> **REQUEST**: Print every entry exactly as written.
────────────────────────────────────────
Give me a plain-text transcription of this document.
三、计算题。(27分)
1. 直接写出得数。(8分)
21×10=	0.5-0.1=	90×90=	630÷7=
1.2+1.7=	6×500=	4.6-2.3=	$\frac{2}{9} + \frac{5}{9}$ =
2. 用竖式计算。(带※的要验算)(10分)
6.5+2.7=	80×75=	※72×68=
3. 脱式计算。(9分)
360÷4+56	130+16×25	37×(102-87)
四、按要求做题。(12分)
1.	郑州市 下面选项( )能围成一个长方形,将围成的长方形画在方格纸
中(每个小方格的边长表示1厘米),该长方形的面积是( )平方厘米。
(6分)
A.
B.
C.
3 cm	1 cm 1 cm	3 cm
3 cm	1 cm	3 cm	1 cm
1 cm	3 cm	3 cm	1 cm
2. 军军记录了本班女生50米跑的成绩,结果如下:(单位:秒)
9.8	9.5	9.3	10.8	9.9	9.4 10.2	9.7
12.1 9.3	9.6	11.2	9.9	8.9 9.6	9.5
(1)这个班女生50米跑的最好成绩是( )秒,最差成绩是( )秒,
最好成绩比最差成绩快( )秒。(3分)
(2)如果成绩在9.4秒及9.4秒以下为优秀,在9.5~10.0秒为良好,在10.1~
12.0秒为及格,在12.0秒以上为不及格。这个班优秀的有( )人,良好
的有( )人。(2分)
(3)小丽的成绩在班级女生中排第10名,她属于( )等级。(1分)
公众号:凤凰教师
────────────────────────────────────────
> **RESULT**:
Give me a plain-text transcription of this document.
三、计算题。(27分)
1. 直接写出得数。(8分)
21×10=	0.5-0.1=	90×90=	630÷7=
1.2+1.7=	6×500=	4.6-2.3=	$\frac{2}{9} + \frac{5}{9}$ =
2. 用竖式计算。(带※的要验算)(10分)
6.5+2.7=	80×75=	※72×68=
3. 脱式计算。(9分)
360÷4+56	130+16×25	37×(102-87)
四、按要求做题。(12分)
1.	郑州市 下面选项( )能围成一个长方形,将围成的长方形画在方格纸
中(每个小方格的边长表示1厘米),该长方形的面积是( )平方厘米。
(6分)
A.
B.
C.
3 cm	1 cm 1 cm	3 cm
3 cm	1 cm	3 cm	1 cm
1 cm	3 cm	3 cm	1 cm
2. 军军记录了本班女生50米跑的成绩,结果如下:(单位:秒)
9.8	9.5	9.3	10.8	9.9	9.4 10.2	9.7
12.1 9.3	9.6	11.2	9.9	8.9 9.6	9.5
(1)这个班女生50米跑的最好成绩是( )秒,最差成绩是( )秒,
最好成绩比最差成绩快( )秒。(3分)
(2)如果成绩在9.4秒及9.4秒以下为优秀,在9.5~10.0秒为良好,在10.1~
12.0秒为及格,在12.0秒以上为不及格。这个班优秀的有( )人,良好
的有( )人。(2分)
(3)小丽的成绩在班级女生中排第10名,她属于( )等级。(1分)
公众号:凤凰教师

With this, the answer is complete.